Recorded data:
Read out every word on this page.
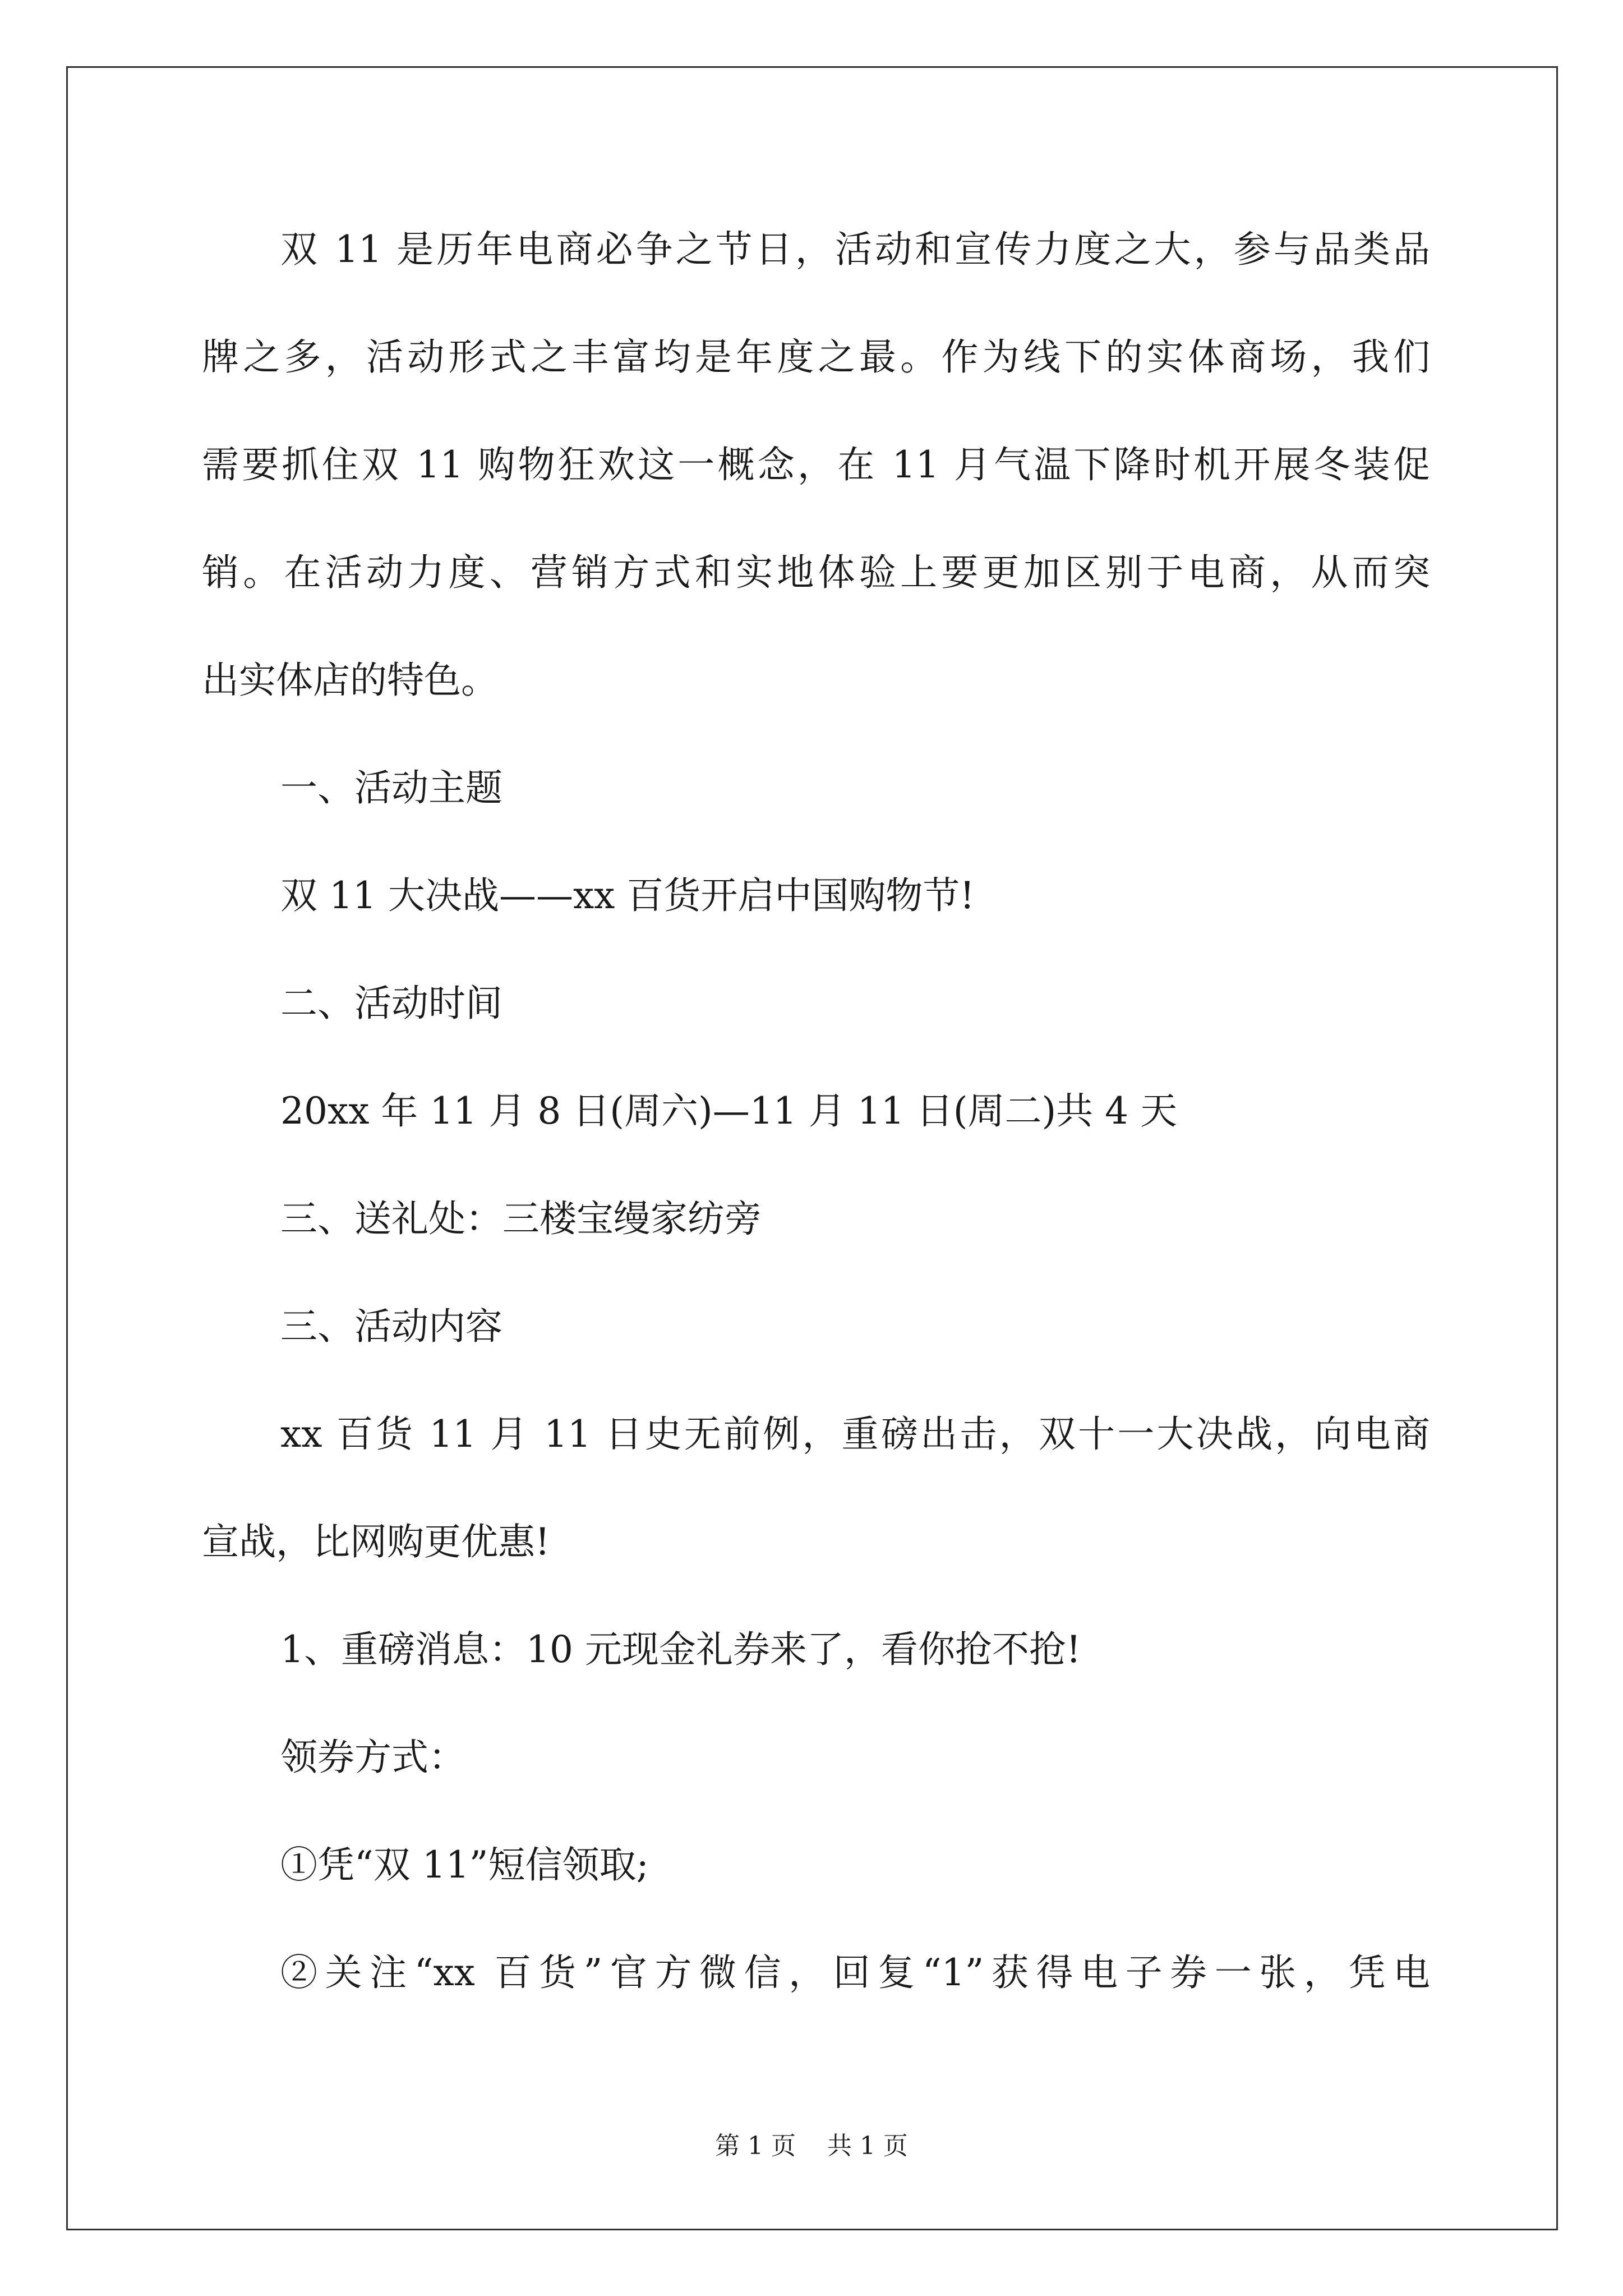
双 11 是历年电商必争之节日，活动和宣传力度之大，参与品类品
牌之多，活动形式之丰富均是年度之最。作为线下的实体商场，我们
需要抓住双 11 购物狂欢这一概念，在 11 月气温下降时机开展冬装促
销。在活动力度、营销方式和实地体验上要更加区别于电商，从而突
出实体店的特色。
一、活动主题
双 11 大决战——xx 百货开启中国购物节!
二、活动时间
20xx 年 11 月 8 日(周六)—11 月 11 日(周二)共 4 天
三、送礼处：三楼宝缦家纺旁
三、活动内容
xx 百货 11 月 11 日史无前例，重磅出击，双十一大决战，向电商
宣战，比网购更优惠!
1、重磅消息：10 元现金礼券来了，看你抢不抢!
领券方式：
①凭“双 11”短信领取;
②关注“xx 百货”官方微信，回复“1”获得电子券一张，凭电
第 1 页 共 1 页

_Task details_:
Write the listing out a second time exactly, dropping all images.

_Task answer_:
Read out every word on this page.
双 11 是历年电商必争之节日，活动和宣传力度之大，参与品类品
牌之多，活动形式之丰富均是年度之最。作为线下的实体商场，我们
需要抓住双 11 购物狂欢这一概念，在 11 月气温下降时机开展冬装促
销。在活动力度、营销方式和实地体验上要更加区别于电商，从而突
出实体店的特色。
一、活动主题
双 11 大决战——xx 百货开启中国购物节!
二、活动时间
20xx 年 11 月 8 日(周六)—11 月 11 日(周二)共 4 天
三、送礼处：三楼宝缦家纺旁
三、活动内容
xx 百货 11 月 11 日史无前例，重磅出击，双十一大决战，向电商
宣战，比网购更优惠!
1、重磅消息：10 元现金礼券来了，看你抢不抢!
领券方式：
①凭“双 11”短信领取;
②关注“xx 百货”官方微信，回复“1”获得电子券一张，凭电
第 1 页 共 1 页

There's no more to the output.